+++ Dataset entries

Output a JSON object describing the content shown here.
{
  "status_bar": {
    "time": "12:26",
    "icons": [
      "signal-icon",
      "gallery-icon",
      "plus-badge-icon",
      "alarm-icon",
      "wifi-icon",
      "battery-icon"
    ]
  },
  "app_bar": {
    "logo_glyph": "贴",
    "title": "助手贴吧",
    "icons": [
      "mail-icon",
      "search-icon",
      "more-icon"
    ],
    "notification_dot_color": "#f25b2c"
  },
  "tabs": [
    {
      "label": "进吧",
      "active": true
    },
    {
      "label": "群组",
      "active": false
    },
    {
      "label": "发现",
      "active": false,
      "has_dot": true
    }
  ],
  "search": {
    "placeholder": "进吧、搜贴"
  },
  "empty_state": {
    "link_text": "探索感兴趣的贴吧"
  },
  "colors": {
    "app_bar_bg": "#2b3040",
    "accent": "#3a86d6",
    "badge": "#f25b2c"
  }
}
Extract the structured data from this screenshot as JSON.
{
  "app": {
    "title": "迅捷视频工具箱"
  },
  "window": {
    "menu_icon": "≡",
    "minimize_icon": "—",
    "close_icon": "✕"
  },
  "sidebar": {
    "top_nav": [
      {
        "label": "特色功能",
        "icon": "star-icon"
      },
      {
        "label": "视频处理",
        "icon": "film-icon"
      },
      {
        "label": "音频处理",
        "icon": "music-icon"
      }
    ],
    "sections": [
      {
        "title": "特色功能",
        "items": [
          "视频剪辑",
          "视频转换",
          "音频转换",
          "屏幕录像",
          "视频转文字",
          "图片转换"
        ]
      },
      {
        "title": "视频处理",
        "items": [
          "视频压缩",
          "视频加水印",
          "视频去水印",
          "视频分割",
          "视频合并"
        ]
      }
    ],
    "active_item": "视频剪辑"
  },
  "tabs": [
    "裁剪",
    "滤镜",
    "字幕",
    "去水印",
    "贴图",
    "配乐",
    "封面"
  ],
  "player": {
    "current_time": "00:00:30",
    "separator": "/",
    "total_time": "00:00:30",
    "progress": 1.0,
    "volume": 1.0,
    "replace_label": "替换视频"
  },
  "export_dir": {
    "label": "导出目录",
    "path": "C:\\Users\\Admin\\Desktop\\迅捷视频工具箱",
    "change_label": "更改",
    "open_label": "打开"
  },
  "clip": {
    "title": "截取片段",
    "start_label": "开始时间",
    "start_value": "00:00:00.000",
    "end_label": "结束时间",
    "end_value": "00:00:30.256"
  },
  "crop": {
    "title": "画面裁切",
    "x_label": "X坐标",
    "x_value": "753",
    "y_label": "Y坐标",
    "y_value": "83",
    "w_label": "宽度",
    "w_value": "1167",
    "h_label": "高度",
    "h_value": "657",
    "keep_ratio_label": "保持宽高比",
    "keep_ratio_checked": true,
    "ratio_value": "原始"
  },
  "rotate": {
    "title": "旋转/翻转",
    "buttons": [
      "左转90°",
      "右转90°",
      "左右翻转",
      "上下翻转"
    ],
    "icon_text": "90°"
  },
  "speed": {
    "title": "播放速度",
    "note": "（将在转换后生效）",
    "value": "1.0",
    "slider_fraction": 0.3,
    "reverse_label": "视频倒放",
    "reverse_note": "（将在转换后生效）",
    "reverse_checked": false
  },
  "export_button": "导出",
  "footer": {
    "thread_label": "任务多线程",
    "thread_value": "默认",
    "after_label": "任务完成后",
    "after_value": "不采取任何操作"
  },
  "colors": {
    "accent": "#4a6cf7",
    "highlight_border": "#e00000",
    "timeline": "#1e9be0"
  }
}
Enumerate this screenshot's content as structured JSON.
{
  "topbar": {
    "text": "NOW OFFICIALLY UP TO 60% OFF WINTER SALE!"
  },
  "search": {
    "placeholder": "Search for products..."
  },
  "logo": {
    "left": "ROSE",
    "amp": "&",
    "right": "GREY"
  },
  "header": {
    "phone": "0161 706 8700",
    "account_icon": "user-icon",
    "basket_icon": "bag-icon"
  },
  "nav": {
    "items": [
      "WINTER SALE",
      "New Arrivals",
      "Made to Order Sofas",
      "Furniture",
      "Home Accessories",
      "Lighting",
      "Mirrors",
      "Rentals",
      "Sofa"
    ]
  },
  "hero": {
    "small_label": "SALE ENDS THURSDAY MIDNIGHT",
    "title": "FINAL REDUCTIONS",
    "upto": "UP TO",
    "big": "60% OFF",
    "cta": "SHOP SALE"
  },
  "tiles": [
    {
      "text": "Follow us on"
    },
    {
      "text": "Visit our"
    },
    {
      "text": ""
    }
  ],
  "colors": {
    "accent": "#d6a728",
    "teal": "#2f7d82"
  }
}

++++++

§ Problem: Look through the entries above and report each line where the string "this" occurs.

§ Solved exercise:
Extract the structured data from this screenshot as JSON.
Enumerate this screenshot's content as structured JSON.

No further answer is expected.